→ **AIM OF THE EXERCISE**:
Find every line in the records below that holds the word "perfectly" and copy it.

→ **PROVIDED MATERIAL**:
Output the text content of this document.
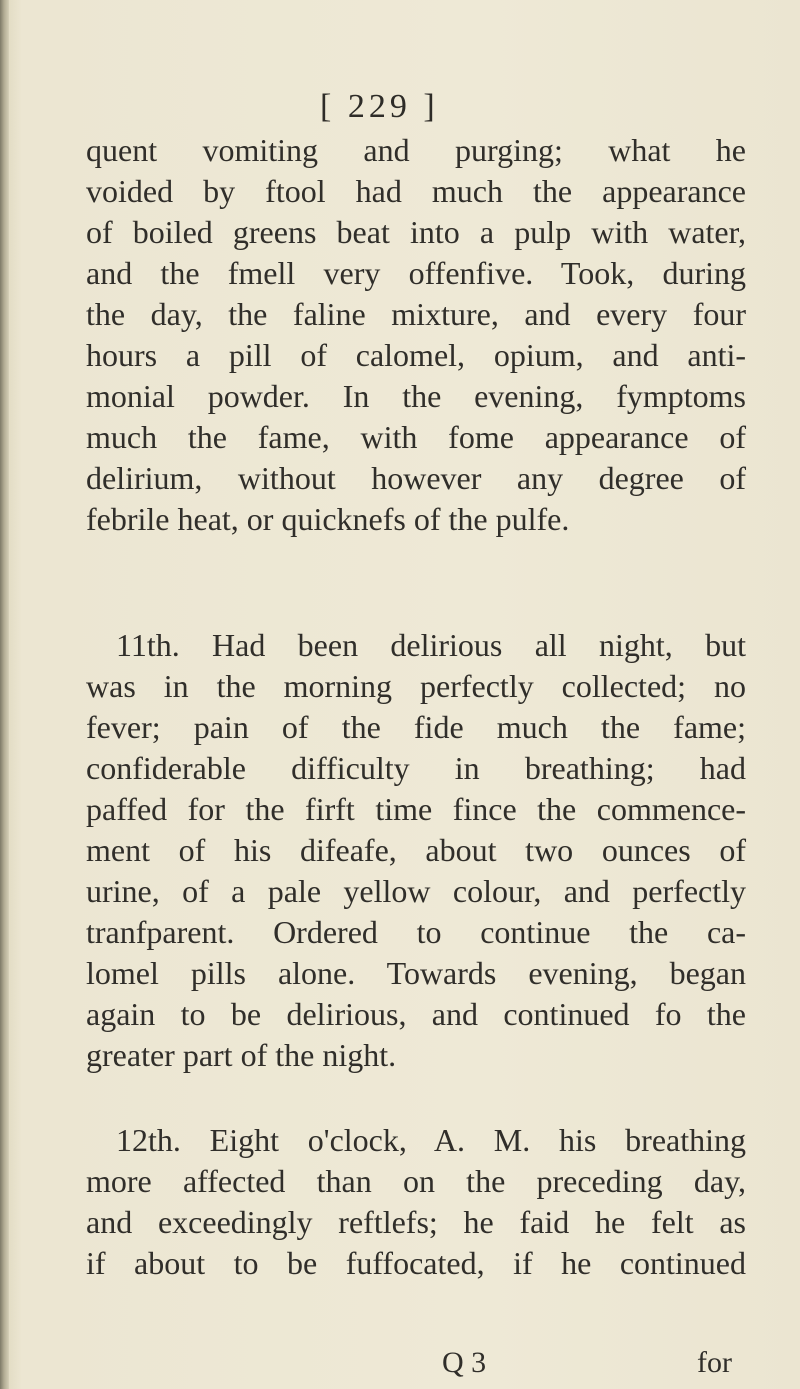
[ 229 ]
quent vomiting and purging; what he
voided by ftool had much the appearance
of boiled greens beat into a pulp with water,
and the fmell very offenfive. Took, during
the day, the faline mixture, and every four
hours a pill of calomel, opium, and anti-
monial powder. In the evening, fymptoms
much the fame, with fome appearance of
delirium, without however any degree of
febrile heat, or quicknefs of the pulfe.
11th. Had been delirious all night, but
was in the morning perfectly collected; no
fever; pain of the fide much the fame;
confiderable difficulty in breathing; had
paffed for the firft time fince the commence-
ment of his difeafe, about two ounces of
urine, of a pale yellow colour, and perfectly
tranfparent. Ordered to continue the ca-
lomel pills alone. Towards evening, began
again to be delirious, and continued fo the
greater part of the night.
12th. Eight o'clock, A. M. his breathing
more affected than on the preceding day,
and exceedingly reftlefs; he faid he felt as
if about to be fuffocated, if he continued
Q 3	for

→ **EXERCISE OUTPUT**:
was in the morning perfectly collected; no
urine, of a pale yellow colour, and perfectly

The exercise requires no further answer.